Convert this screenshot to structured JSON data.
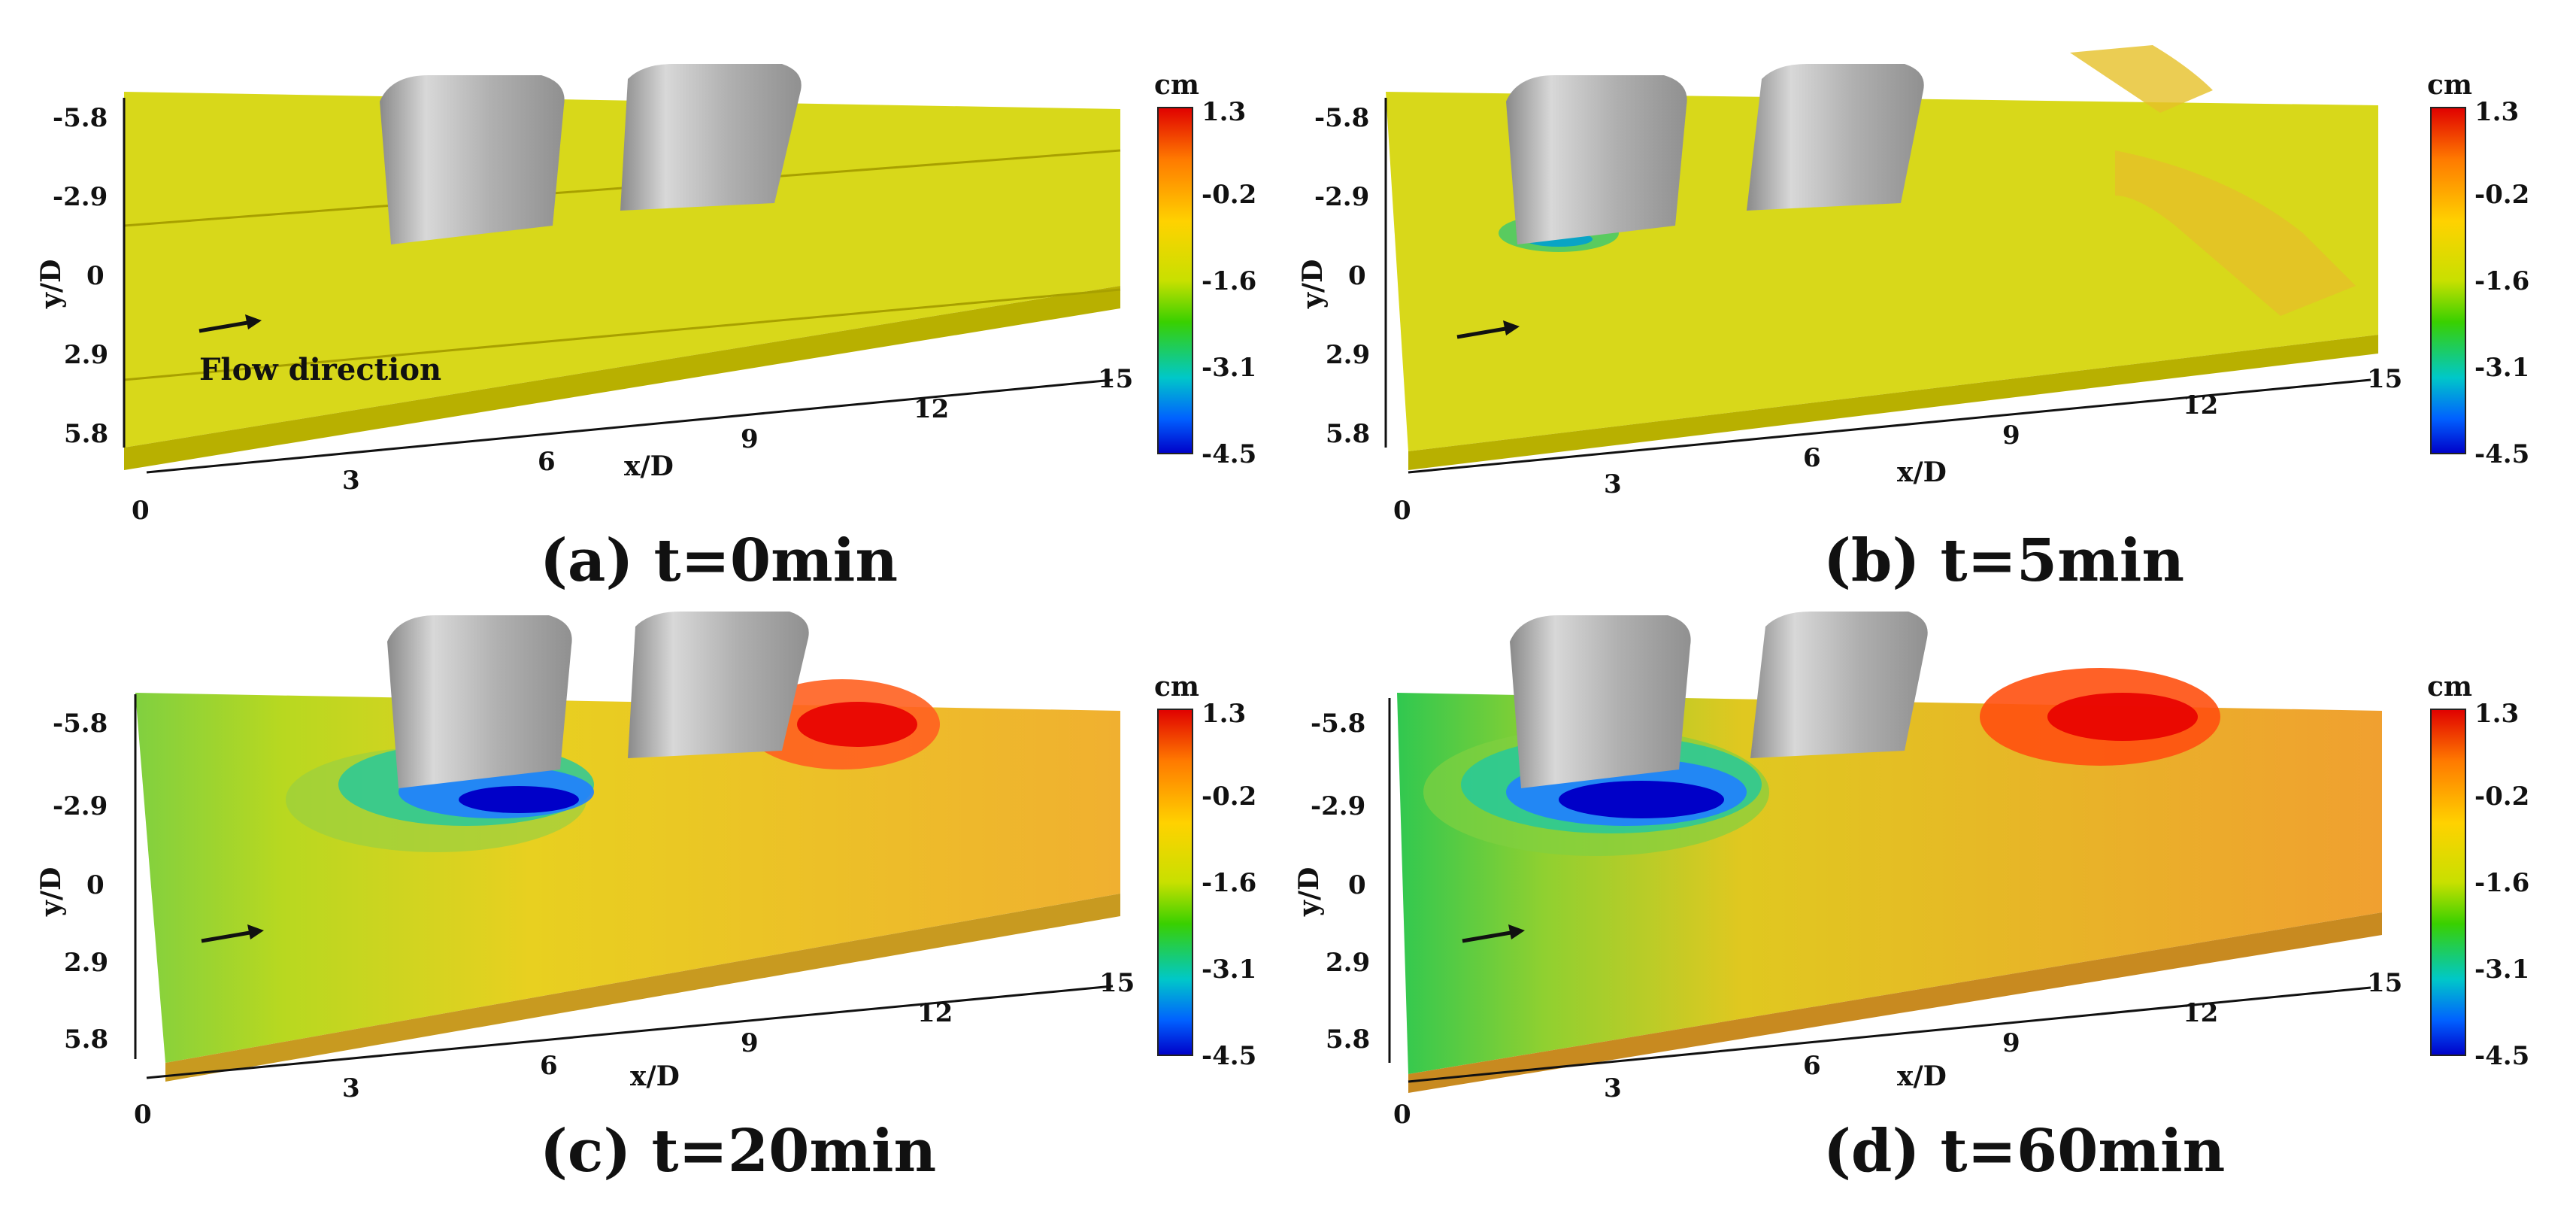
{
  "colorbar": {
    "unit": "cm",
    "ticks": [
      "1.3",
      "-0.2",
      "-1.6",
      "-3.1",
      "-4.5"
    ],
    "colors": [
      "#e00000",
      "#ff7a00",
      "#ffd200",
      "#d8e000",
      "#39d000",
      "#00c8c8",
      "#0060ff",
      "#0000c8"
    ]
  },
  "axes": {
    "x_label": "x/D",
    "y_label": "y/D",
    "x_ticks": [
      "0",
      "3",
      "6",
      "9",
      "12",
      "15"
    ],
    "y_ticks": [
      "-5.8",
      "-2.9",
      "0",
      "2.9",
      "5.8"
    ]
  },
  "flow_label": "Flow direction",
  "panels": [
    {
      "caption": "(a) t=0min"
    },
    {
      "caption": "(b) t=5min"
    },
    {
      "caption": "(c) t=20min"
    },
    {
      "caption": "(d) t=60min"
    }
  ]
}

********************

_YOUR OBJECTIVE:_ Give only a number: how many lines of the data hold the string "caption"?

_THE SOLUTION:_ 4